**DO THIS**
Leaving out the pictures, please retype each record exactly.

## BEGIN

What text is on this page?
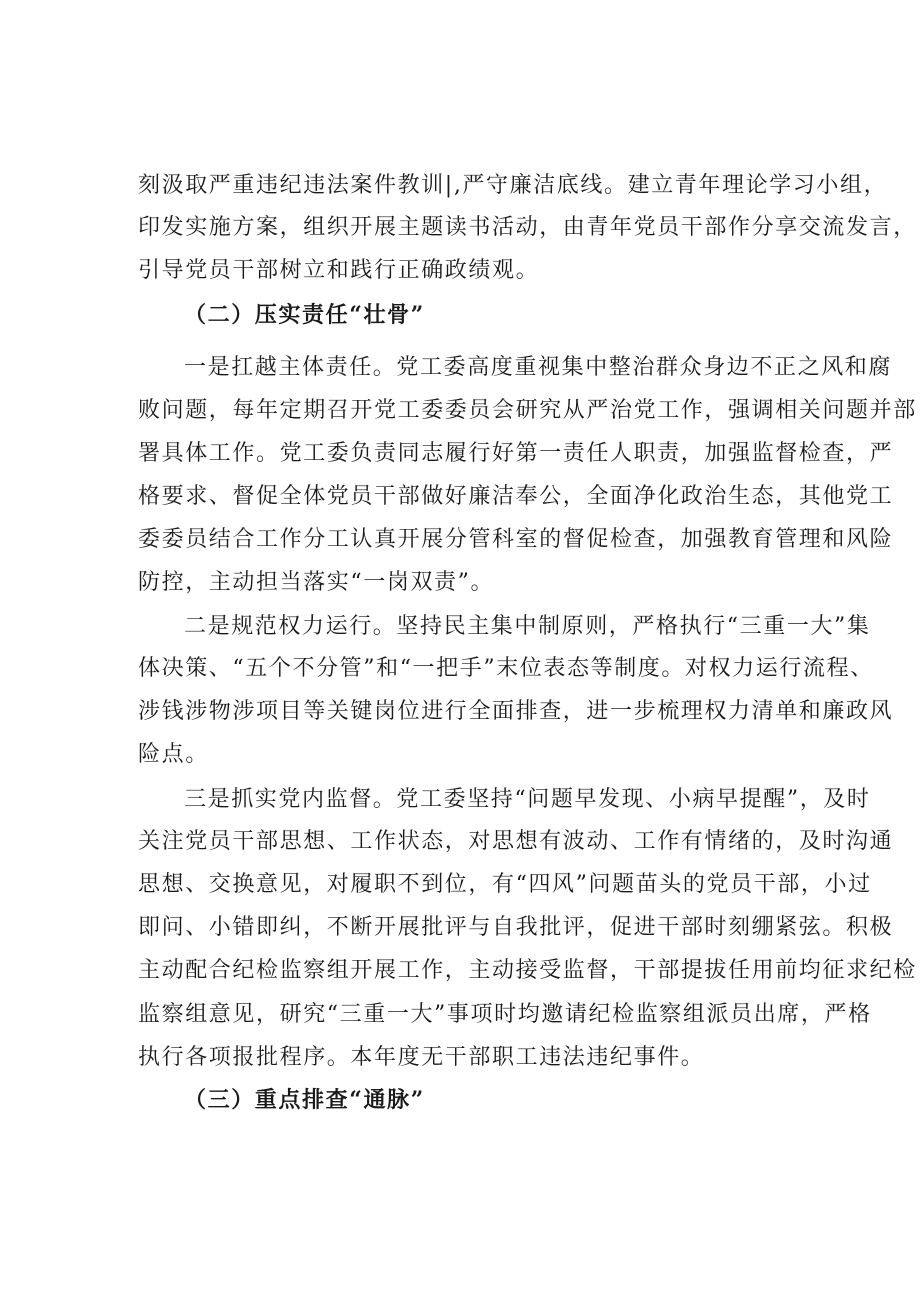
刻汲取严重违纪违法案件教训|,严守廉洁底线。建立青年理论学习小组，
印发实施方案，组织开展主题读书活动，由青年党员干部作分享交流发言，
引导党员干部树立和践行正确政绩观。
（二）压实责任“壮骨”
一是扛越主体责任。党工委高度重视集中整治群众身边不正之风和腐
败问题，每年定期召开党工委委员会研究从严治党工作，强调相关问题并部
署具体工作。党工委负责同志履行好第一责任人职责，加强监督检查，严
格要求、督促全体党员干部做好廉洁奉公，全面净化政治生态，其他党工
委委员结合工作分工认真开展分管科室的督促检查，加强教育管理和风险
防控，主动担当落实“一岗双责”。
二是规范权力运行。坚持民主集中制原则，严格执行“三重一大”集
体决策、“五个不分管”和“一把手”末位表态等制度。对权力运行流程、
涉钱涉物涉项目等关键岗位进行全面排查，进一步梳理权力清单和廉政风
险点。
三是抓实党内监督。党工委坚持“问题早发现、小病早提醒”，及时
关注党员干部思想、工作状态，对思想有波动、工作有情绪的，及时沟通
思想、交换意见，对履职不到位，有“四风”问题苗头的党员干部，小过
即问、小错即纠，不断开展批评与自我批评，促进干部时刻绷紧弦。积极
主动配合纪检监察组开展工作，主动接受监督，干部提拔任用前均征求纪检
监察组意见，研究“三重一大”事项时均邀请纪检监察组派员出席，严格
执行各项报批程序。本年度无干部职工违法违纪事件。
（三）重点排查“通脉”
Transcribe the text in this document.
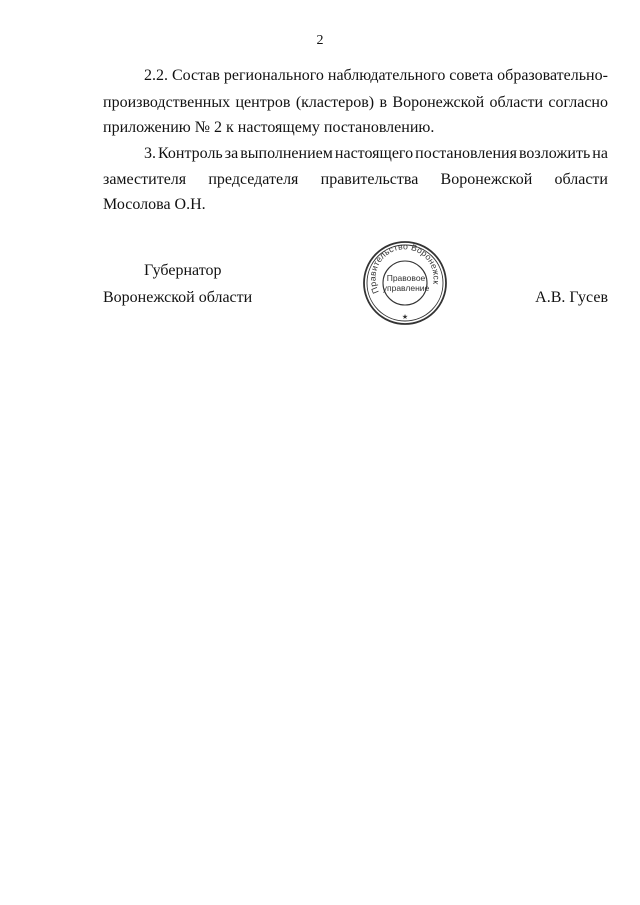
2
2.2. Состав регионального наблюдательного совета образовательно-
производственных центров (кластеров) в Воронежской области согласно
приложению № 2 к настоящему постановлению.
3. Контроль за выполнением настоящего постановления возложить на
заместителя председателя правительства Воронежской области
Мосолова О.Н.
Губернатор
Воронежской области	А.В. Гусев
Правительство Воронежск
Правовое
управление
★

## END

**SOLUTION FOR THIS PROBLEM**
What text is on this page?
刻汲取严重违纪违法案件教训|,严守廉洁底线。建立青年理论学习小组，
印发实施方案，组织开展主题读书活动，由青年党员干部作分享交流发言，
引导党员干部树立和践行正确政绩观。
（二）压实责任“壮骨”
一是扛越主体责任。党工委高度重视集中整治群众身边不正之风和腐
败问题，每年定期召开党工委委员会研究从严治党工作，强调相关问题并部
署具体工作。党工委负责同志履行好第一责任人职责，加强监督检查，严
格要求、督促全体党员干部做好廉洁奉公，全面净化政治生态，其他党工
委委员结合工作分工认真开展分管科室的督促检查，加强教育管理和风险
防控，主动担当落实“一岗双责”。
二是规范权力运行。坚持民主集中制原则，严格执行“三重一大”集
体决策、“五个不分管”和“一把手”末位表态等制度。对权力运行流程、
涉钱涉物涉项目等关键岗位进行全面排查，进一步梳理权力清单和廉政风
险点。
三是抓实党内监督。党工委坚持“问题早发现、小病早提醒”，及时
关注党员干部思想、工作状态，对思想有波动、工作有情绪的，及时沟通
思想、交换意见，对履职不到位，有“四风”问题苗头的党员干部，小过
即问、小错即纠，不断开展批评与自我批评，促进干部时刻绷紧弦。积极
主动配合纪检监察组开展工作，主动接受监督，干部提拔任用前均征求纪检
监察组意见，研究“三重一大”事项时均邀请纪检监察组派员出席，严格
执行各项报批程序。本年度无干部职工违法违纪事件。
（三）重点排查“通脉”
Transcribe the text in this document.
2
2.2. Состав регионального наблюдательного совета образовательно-
производственных центров (кластеров) в Воронежской области согласно
приложению № 2 к настоящему постановлению.
3. Контроль за выполнением настоящего постановления возложить на
заместителя председателя правительства Воронежской области
Мосолова О.Н.
Губернатор
Воронежской области	А.В. Гусев
Правительство Воронежск
Правовое
управление
★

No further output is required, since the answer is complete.